Stated goal »
Of all the lines in the records, how many hold the word "Open"? Answer with the number only.
[BEGIN Records for this exercise]
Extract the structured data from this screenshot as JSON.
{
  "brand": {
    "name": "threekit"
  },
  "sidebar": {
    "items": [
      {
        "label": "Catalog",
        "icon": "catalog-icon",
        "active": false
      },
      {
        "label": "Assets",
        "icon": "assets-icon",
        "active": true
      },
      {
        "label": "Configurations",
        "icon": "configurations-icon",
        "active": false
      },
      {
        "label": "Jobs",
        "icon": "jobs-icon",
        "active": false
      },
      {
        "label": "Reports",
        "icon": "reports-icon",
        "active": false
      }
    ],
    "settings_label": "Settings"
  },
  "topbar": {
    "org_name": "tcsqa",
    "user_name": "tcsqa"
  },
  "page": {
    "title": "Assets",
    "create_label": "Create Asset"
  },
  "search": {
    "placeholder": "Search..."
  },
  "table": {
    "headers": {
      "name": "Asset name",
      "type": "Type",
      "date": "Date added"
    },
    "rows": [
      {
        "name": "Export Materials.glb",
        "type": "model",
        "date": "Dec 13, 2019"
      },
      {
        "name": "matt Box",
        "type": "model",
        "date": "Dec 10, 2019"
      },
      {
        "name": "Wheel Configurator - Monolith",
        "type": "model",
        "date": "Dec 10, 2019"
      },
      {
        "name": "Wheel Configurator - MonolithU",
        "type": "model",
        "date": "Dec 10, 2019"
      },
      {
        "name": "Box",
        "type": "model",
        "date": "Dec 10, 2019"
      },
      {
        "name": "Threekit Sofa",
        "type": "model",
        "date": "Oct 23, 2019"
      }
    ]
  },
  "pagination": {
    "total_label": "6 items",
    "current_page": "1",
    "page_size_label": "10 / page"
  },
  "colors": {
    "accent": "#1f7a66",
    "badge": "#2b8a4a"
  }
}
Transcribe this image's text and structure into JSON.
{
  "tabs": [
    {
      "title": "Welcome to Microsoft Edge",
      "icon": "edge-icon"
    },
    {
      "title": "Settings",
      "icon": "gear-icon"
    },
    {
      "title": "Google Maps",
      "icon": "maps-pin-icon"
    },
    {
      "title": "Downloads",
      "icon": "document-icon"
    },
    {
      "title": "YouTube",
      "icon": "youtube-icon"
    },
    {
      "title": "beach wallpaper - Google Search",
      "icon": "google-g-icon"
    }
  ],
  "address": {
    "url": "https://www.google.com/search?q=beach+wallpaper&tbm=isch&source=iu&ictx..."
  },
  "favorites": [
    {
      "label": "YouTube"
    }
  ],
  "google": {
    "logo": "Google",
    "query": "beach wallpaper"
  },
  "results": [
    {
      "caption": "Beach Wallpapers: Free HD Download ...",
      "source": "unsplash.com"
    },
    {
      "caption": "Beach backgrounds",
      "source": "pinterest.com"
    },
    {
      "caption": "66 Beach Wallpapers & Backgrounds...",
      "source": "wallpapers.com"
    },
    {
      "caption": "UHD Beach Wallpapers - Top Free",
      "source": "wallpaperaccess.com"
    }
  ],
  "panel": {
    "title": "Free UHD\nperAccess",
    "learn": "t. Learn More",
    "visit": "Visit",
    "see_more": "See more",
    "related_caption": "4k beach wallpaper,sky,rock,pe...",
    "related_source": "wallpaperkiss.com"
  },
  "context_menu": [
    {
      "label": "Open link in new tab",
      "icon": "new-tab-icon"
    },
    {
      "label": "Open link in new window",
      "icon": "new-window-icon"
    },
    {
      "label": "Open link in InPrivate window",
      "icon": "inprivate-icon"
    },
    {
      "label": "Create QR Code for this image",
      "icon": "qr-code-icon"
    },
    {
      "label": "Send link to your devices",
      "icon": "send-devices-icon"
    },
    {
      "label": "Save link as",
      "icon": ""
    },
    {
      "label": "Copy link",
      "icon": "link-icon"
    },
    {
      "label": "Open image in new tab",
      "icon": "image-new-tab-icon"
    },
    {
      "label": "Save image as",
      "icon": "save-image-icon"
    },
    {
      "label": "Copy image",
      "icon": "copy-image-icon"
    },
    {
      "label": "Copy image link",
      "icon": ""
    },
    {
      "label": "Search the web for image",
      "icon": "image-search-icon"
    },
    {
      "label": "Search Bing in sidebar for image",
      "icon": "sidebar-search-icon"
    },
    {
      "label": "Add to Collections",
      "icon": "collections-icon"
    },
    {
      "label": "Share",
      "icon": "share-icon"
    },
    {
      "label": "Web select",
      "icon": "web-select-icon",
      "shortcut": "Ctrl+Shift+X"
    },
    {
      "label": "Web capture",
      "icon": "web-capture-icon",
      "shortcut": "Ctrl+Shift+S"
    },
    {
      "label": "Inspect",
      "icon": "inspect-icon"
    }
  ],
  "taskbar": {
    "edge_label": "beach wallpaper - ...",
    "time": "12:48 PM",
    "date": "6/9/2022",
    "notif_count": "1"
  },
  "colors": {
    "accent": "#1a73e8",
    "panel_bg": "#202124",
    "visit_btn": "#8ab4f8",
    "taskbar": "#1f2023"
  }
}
[END Records for this exercise]
Result for this task »
4